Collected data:
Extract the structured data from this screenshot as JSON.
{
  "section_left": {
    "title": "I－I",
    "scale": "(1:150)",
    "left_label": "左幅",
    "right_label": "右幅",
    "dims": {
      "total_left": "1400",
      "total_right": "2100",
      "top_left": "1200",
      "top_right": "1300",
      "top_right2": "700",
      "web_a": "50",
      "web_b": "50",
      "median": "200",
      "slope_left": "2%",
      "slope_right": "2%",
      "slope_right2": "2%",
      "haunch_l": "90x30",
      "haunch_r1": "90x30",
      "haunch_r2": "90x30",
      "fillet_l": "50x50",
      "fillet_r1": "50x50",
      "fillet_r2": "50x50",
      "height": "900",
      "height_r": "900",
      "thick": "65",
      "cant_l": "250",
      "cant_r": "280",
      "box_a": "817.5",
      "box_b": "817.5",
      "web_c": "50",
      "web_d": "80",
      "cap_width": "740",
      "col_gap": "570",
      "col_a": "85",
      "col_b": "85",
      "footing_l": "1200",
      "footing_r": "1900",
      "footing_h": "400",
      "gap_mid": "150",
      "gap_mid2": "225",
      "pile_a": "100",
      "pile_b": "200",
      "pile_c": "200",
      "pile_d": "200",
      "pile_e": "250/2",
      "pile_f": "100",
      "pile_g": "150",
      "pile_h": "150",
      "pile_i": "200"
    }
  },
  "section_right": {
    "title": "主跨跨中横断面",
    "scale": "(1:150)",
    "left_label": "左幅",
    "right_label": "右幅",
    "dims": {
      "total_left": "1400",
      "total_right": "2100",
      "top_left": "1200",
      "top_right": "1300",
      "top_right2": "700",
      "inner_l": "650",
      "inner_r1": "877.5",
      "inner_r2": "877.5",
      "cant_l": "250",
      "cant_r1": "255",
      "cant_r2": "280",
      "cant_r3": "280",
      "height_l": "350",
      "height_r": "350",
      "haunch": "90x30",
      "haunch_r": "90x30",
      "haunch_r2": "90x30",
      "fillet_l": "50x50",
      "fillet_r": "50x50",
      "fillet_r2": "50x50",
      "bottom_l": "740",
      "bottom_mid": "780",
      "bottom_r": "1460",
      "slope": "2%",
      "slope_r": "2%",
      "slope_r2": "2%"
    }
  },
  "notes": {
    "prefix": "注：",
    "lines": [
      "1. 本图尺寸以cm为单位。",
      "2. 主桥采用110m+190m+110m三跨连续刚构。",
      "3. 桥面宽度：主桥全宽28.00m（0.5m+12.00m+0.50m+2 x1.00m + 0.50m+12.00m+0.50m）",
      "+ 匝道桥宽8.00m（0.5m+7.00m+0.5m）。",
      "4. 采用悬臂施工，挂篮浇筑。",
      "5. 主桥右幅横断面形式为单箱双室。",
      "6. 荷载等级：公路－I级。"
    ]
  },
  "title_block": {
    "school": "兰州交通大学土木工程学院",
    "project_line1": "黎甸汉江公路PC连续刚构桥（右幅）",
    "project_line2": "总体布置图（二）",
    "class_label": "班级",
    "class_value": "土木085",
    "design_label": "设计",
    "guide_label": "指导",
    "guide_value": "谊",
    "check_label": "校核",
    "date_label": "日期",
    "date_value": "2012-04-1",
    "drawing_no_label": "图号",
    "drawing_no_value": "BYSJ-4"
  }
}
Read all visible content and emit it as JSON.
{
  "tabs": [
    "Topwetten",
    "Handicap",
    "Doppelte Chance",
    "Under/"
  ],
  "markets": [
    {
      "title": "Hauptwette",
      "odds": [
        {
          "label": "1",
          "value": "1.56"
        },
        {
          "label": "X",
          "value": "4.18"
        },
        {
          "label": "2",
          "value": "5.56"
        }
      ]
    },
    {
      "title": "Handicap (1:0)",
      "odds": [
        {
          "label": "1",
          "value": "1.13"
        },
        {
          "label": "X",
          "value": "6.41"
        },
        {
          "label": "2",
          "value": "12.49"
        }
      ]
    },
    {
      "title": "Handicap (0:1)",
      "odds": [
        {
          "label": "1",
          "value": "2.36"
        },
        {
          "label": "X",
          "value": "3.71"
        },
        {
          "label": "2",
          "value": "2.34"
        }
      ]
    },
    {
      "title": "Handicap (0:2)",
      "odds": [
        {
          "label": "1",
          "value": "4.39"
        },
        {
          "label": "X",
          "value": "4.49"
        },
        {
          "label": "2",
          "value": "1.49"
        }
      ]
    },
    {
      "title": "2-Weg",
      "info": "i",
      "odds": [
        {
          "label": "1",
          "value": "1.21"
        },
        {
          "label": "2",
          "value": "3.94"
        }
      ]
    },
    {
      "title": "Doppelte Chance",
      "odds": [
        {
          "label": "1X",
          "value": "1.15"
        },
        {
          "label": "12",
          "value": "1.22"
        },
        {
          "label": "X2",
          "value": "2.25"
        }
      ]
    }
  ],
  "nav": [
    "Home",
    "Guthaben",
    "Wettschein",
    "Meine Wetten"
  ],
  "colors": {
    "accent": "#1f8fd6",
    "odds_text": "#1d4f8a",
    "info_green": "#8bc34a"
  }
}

To be done - Write out every record, exactly as written.

Result of the exercise -
Extract the structured data from this screenshot as JSON.
{
  "section_left": {
    "title": "I－I",
    "scale": "(1:150)",
    "left_label": "左幅",
    "right_label": "右幅",
    "dims": {
      "total_left": "1400",
      "total_right": "2100",
      "top_left": "1200",
      "top_right": "1300",
      "top_right2": "700",
      "web_a": "50",
      "web_b": "50",
      "median": "200",
      "slope_left": "2%",
      "slope_right": "2%",
      "slope_right2": "2%",
      "haunch_l": "90x30",
      "haunch_r1": "90x30",
      "haunch_r2": "90x30",
      "fillet_l": "50x50",
      "fillet_r1": "50x50",
      "fillet_r2": "50x50",
      "height": "900",
      "height_r": "900",
      "thick": "65",
      "cant_l": "250",
      "cant_r": "280",
      "box_a": "817.5",
      "box_b": "817.5",
      "web_c": "50",
      "web_d": "80",
      "cap_width": "740",
      "col_gap": "570",
      "col_a": "85",
      "col_b": "85",
      "footing_l": "1200",
      "footing_r": "1900",
      "footing_h": "400",
      "gap_mid": "150",
      "gap_mid2": "225",
      "pile_a": "100",
      "pile_b": "200",
      "pile_c": "200",
      "pile_d": "200",
      "pile_e": "250/2",
      "pile_f": "100",
      "pile_g": "150",
      "pile_h": "150",
      "pile_i": "200"
    }
  },
  "section_right": {
    "title": "主跨跨中横断面",
    "scale": "(1:150)",
    "left_label": "左幅",
    "right_label": "右幅",
    "dims": {
      "total_left": "1400",
      "total_right": "2100",
      "top_left": "1200",
      "top_right": "1300",
      "top_right2": "700",
      "inner_l": "650",
      "inner_r1": "877.5",
      "inner_r2": "877.5",
      "cant_l": "250",
      "cant_r1": "255",
      "cant_r2": "280",
      "cant_r3": "280",
      "height_l": "350",
      "height_r": "350",
      "haunch": "90x30",
      "haunch_r": "90x30",
      "haunch_r2": "90x30",
      "fillet_l": "50x50",
      "fillet_r": "50x50",
      "fillet_r2": "50x50",
      "bottom_l": "740",
      "bottom_mid": "780",
      "bottom_r": "1460",
      "slope": "2%",
      "slope_r": "2%",
      "slope_r2": "2%"
    }
  },
  "notes": {
    "prefix": "注：",
    "lines": [
      "1. 本图尺寸以cm为单位。",
      "2. 主桥采用110m+190m+110m三跨连续刚构。",
      "3. 桥面宽度：主桥全宽28.00m（0.5m+12.00m+0.50m+2 x1.00m + 0.50m+12.00m+0.50m）",
      "+ 匝道桥宽8.00m（0.5m+7.00m+0.5m）。",
      "4. 采用悬臂施工，挂篮浇筑。",
      "5. 主桥右幅横断面形式为单箱双室。",
      "6. 荷载等级：公路－I级。"
    ]
  },
  "title_block": {
    "school": "兰州交通大学土木工程学院",
    "project_line1": "黎甸汉江公路PC连续刚构桥（右幅）",
    "project_line2": "总体布置图（二）",
    "class_label": "班级",
    "class_value": "土木085",
    "design_label": "设计",
    "guide_label": "指导",
    "guide_value": "谊",
    "check_label": "校核",
    "date_label": "日期",
    "date_value": "2012-04-1",
    "drawing_no_label": "图号",
    "drawing_no_value": "BYSJ-4"
  }
}
Read all visible content and emit it as JSON.
{
  "tabs": [
    "Topwetten",
    "Handicap",
    "Doppelte Chance",
    "Under/"
  ],
  "markets": [
    {
      "title": "Hauptwette",
      "odds": [
        {
          "label": "1",
          "value": "1.56"
        },
        {
          "label": "X",
          "value": "4.18"
        },
        {
          "label": "2",
          "value": "5.56"
        }
      ]
    },
    {
      "title": "Handicap (1:0)",
      "odds": [
        {
          "label": "1",
          "value": "1.13"
        },
        {
          "label": "X",
          "value": "6.41"
        },
        {
          "label": "2",
          "value": "12.49"
        }
      ]
    },
    {
      "title": "Handicap (0:1)",
      "odds": [
        {
          "label": "1",
          "value": "2.36"
        },
        {
          "label": "X",
          "value": "3.71"
        },
        {
          "label": "2",
          "value": "2.34"
        }
      ]
    },
    {
      "title": "Handicap (0:2)",
      "odds": [
        {
          "label": "1",
          "value": "4.39"
        },
        {
          "label": "X",
          "value": "4.49"
        },
        {
          "label": "2",
          "value": "1.49"
        }
      ]
    },
    {
      "title": "2-Weg",
      "info": "i",
      "odds": [
        {
          "label": "1",
          "value": "1.21"
        },
        {
          "label": "2",
          "value": "3.94"
        }
      ]
    },
    {
      "title": "Doppelte Chance",
      "odds": [
        {
          "label": "1X",
          "value": "1.15"
        },
        {
          "label": "12",
          "value": "1.22"
        },
        {
          "label": "X2",
          "value": "2.25"
        }
      ]
    }
  ],
  "nav": [
    "Home",
    "Guthaben",
    "Wettschein",
    "Meine Wetten"
  ],
  "colors": {
    "accent": "#1f8fd6",
    "odds_text": "#1d4f8a",
    "info_green": "#8bc34a"
  }
}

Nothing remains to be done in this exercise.